Text extract —
There is quite a bit of talk in government and the banking industry about increasing competition. One of the concerns is that customers find the process of switching between banks laborious and a barrier to moving, allowing banks to use inertia pricing. The Industry Account Switching initiative launched in September 2012 was intended to address this but the vibes are that it has not had much impact. The full assessment of the scheme is not due until 2015 but the rumblings of the need to improve account portability have started. This paper looks at the three industry models for how account portability could be achieved, the aim being to make it even easier to switch banks. It analyses these models from the perspective of what leverage the banks could get from the different models.
The three possible architectures for account portability are:
Model 1 – a distributed architecture for the industry; essentially one where the industry minimises change. It only offers account number portability but does not transfer account history.
Model 2 – a more centralised architecture for the industry; this involves the banks in greater change. This does provide a level of account transfer.
Model 3 – a distributed architecture with full account transfer based on data exchange between banks, again more change for banks.
It would appear that Model 1 is a pre-requisite for Models 2 and 3. It is also possible that with a minor modification to the existing payment schemes, a bank could relatively independently offer account number portability; that is it could offer customers that switch to it the ability to keep their account numbers whilst other banks are not yet ready to do so.
The author can see little merit in Model 2 however Model 3 holds out the possibility for major cost savings for banks.
Essence of this model
This model has three design principles:
- All banks continue to independently own their IT systems and source them as they see fit.
- The various payment schemes’ functionality boundaries are essentially unchanged; i.e. if a scheme has a centralised infrastructure for payment routing it continues to have it and if not, it won’t.
- The sort code loses all significance from the point of view of industry payment routing and settlement. It also loses nearly all significance from the point of view of identification of a bank (see below for constraints).
Some derived principles from this are:
- In order to guarantee sort code and account number uniqueness across the industry, each sort code is “owned” by a bank for the purposes of new account number allocation i.e. Barclays cannot open an account with a NatWest sort code. Furthermore this means all sort code-account number pairs would continue to comply with existing validation rules which are embedded in a lot of Corporate (BACS) user systems; e.g. via Eiger and Bottomline software.
- Sort code-account number pairs cannot be re-used/re-issued by the sort code owning bank (as it does not know whether a switched sort code/account number has been closed or not).

Dataset content —
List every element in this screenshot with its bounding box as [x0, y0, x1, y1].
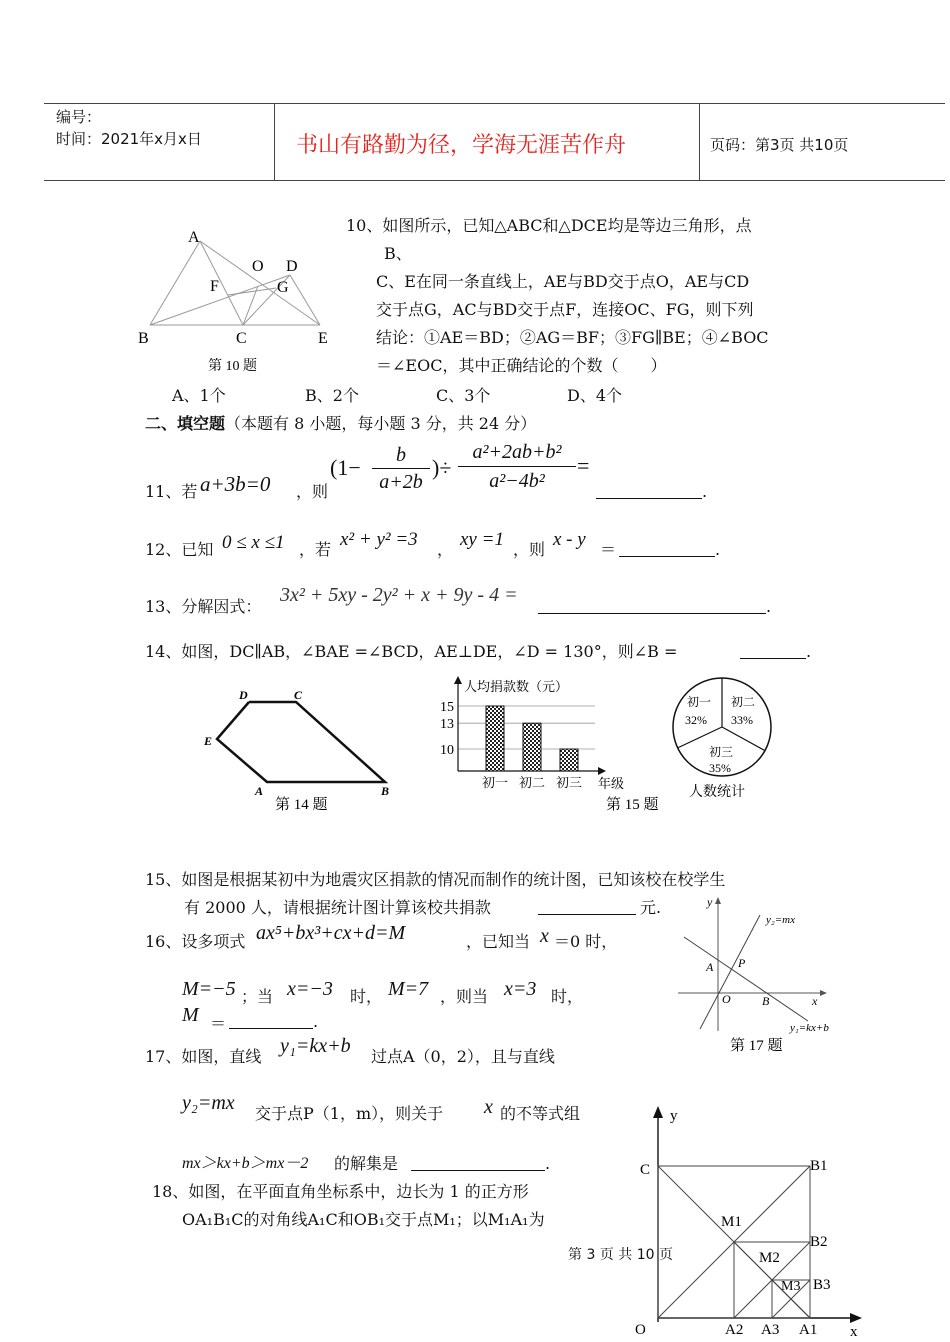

Set task — Reproduce, word for word, the passage of the account portability paper above starting at "The three possible" and ending at "ready to do so.".

Output of the task —
The three possible architectures for account portability are:
Model 1 – a distributed architecture for the industry; essentially one where the industry minimises change. It only offers account number portability but does not transfer account history.
Model 2 – a more centralised architecture for the industry; this involves the banks in greater change. This does provide a level of account transfer.
Model 3 – a distributed architecture with full account transfer based on data exchange between banks, again more change for banks.
It would appear that Model 1 is a pre-requisite for Models 2 and 3. It is also possible that with a minor modification to the existing payment schemes, a bank could relatively independently offer account number portability; that is it could offer customers that switch to it the ability to keep their account numbers whilst other banks are not yet ready to do so.